### EXERCISE AIM:
For the listing below, give the count of lines containing "Ariu", and no other text.

◆ ◆ ◆

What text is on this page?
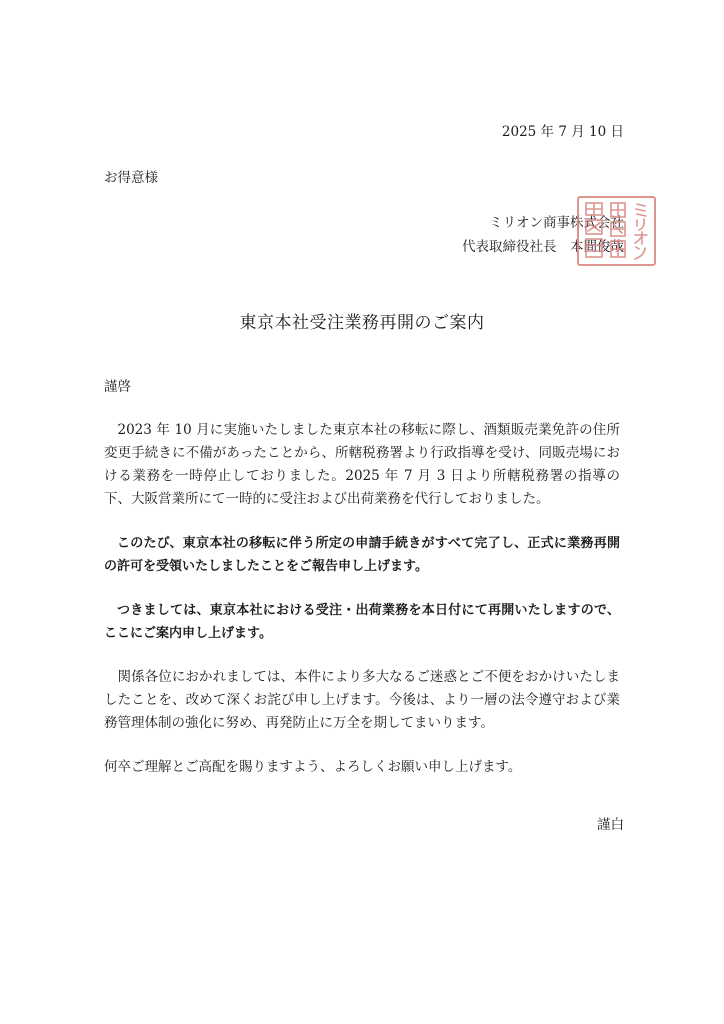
2025 年 7 月 10 日
お得意様
ミリオン商事株式会社
代表取締役社長　本間俊哉
東京本社受注業務再開のご案内
謹啓

2023 年 10 月に実施いたしました東京本社の移転に際し、酒類販売業免許の住所変更手続きに不備があったことから、所轄税務署より行政指導を受け、同販売場における業務を一時停止しておりました。2025 年 7 月 3 日より所轄税務署の指導の下、大阪営業所にて一時的に受注および出荷業務を代行しておりました。

このたび、東京本社の移転に伴う所定の申請手続きがすべて完了し、正式に業務再開の許可を受領いたしましたことをご報告申し上げます。

つきましては、東京本社における受注・出荷業務を本日付にて再開いたしますので、ここにご案内申し上げます。

関係各位におかれましては、本件により多大なるご迷惑とご不便をおかけいたしましたことを、改めて深くお詫び申し上げます。今後は、より一層の法令遵守および業務管理体制の強化に努め、再発防止に万全を期してまいります。

何卒ご理解とご高配を賜りますよう、よろしくお願い申し上げます。

謹白
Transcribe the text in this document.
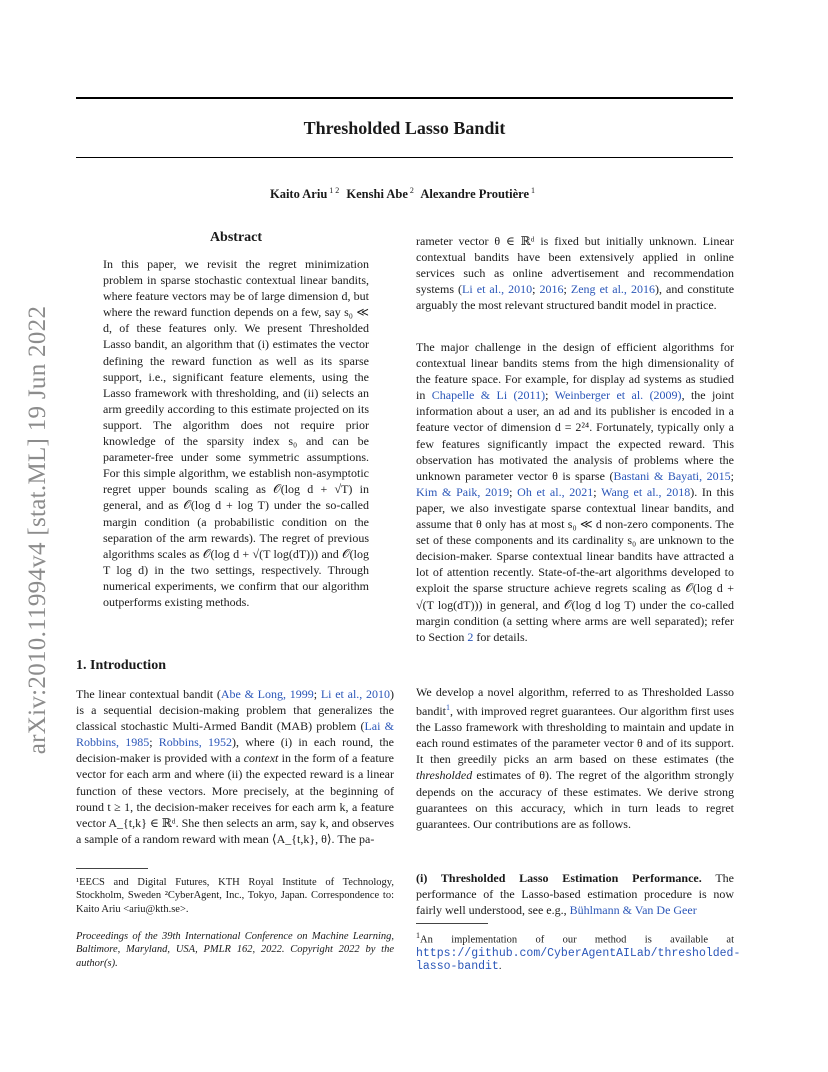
arXiv:2010.11994v4 [stat.ML] 19 Jun 2022
Thresholded Lasso Bandit
Kaito Ariu $^{1 2}$ Kenshi Abe $^2$ Alexandre Proutière $^1$
Abstract

In this paper, we revisit the regret minimization problem in sparse stochastic contextual linear bandits, where feature vectors may be of large dimension d, but where the reward function depends on a few, say s₀ ≪ d, of these features only. We present Thresholded Lasso bandit, an algorithm that (i) estimates the vector defining the reward function as well as its sparse support, i.e., significant feature elements, using the Lasso framework with thresholding, and (ii) selects an arm greedily according to this estimate projected on its support. The algorithm does not require prior knowledge of the sparsity index s₀ and can be parameter-free under some symmetric assumptions. For this simple algorithm, we establish non-asymptotic regret upper bounds scaling as 𝒪(log d + √T) in general, and as 𝒪(log d + log T) under the so-called margin condition (a probabilistic condition on the separation of the arm rewards). The regret of previous algorithms scales as 𝒪(log d + √(T log(dT))) and 𝒪(log T log d) in the two settings, respectively. Through numerical experiments, we confirm that our algorithm outperforms existing methods.

1. Introduction

The linear contextual bandit (Abe & Long, 1999; Li et al., 2010) is a sequential decision-making problem that generalizes the classical stochastic Multi-Armed Bandit (MAB) problem (Lai & Robbins, 1985; Robbins, 1952), where (i) in each round, the decision-maker is provided with a context in the form of a feature vector for each arm and where (ii) the expected reward is a linear function of these vectors. More precisely, at the beginning of round t ≥ 1, the decision-maker receives for each arm k, a feature vector A_{t,k} ∈ ℝᵈ. She then selects an arm, say k, and observes a sample of a random reward with mean ⟨A_{t,k}, θ⟩. The pa-

rameter vector θ ∈ ℝᵈ is fixed but initially unknown. Linear contextual bandits have been extensively applied in online services such as online advertisement and recommendation systems (Li et al., 2010; 2016; Zeng et al., 2016), and constitute arguably the most relevant structured bandit model in practice.

The major challenge in the design of efficient algorithms for contextual linear bandits stems from the high dimensionality of the feature space. For example, for display ad systems as studied in Chapelle & Li (2011); Weinberger et al. (2009), the joint information about a user, an ad and its publisher is encoded in a feature vector of dimension d = 2²⁴. Fortunately, typically only a few features significantly impact the expected reward. This observation has motivated the analysis of problems where the unknown parameter vector θ is sparse (Bastani & Bayati, 2015; Kim & Paik, 2019; Oh et al., 2021; Wang et al., 2018). In this paper, we also investigate sparse contextual linear bandits, and assume that θ only has at most s₀ ≪ d non-zero components. The set of these components and its cardinality s₀ are unknown to the decision-maker. Sparse contextual linear bandits have attracted a lot of attention recently. State-of-the-art algorithms developed to exploit the sparse structure achieve regrets scaling as 𝒪(log d + √(T log(dT))) in general, and 𝒪(log d log T) under the co-called margin condition (a setting where arms are well separated); refer to Section 2 for details.

We develop a novel algorithm, referred to as Thresholded Lasso bandit$^1$, with improved regret guarantees. Our algorithm first uses the Lasso framework with thresholding to maintain and update in each round estimates of the parameter vector θ and of its support. It then greedily picks an arm based on these estimates (the thresholded estimates of θ). The regret of the algorithm strongly depends on the accuracy of these estimates. We derive strong guarantees on this accuracy, which in turn leads to regret guarantees. Our contributions are as follows.

(i) Thresholded Lasso Estimation Performance. The performance of the Lasso-based estimation procedure is now fairly well understood, see e.g., Bühlmann & Van De Geer

¹EECS and Digital Futures, KTH Royal Institute of Technology, Stockholm, Sweden ²CyberAgent, Inc., Tokyo, Japan. Correspondence to: Kaito Ariu <ariu@kth.se>.
Proceedings of the 39th International Conference on Machine Learning, Baltimore, Maryland, USA, PMLR 162, 2022. Copyright 2022 by the author(s).
$^1$An implementation of our method is available at https://github.com/CyberAgentAILab/thresholded-lasso-bandit.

◆ ◆ ◆

### RESPONSE TO THIS EXERCISE:
2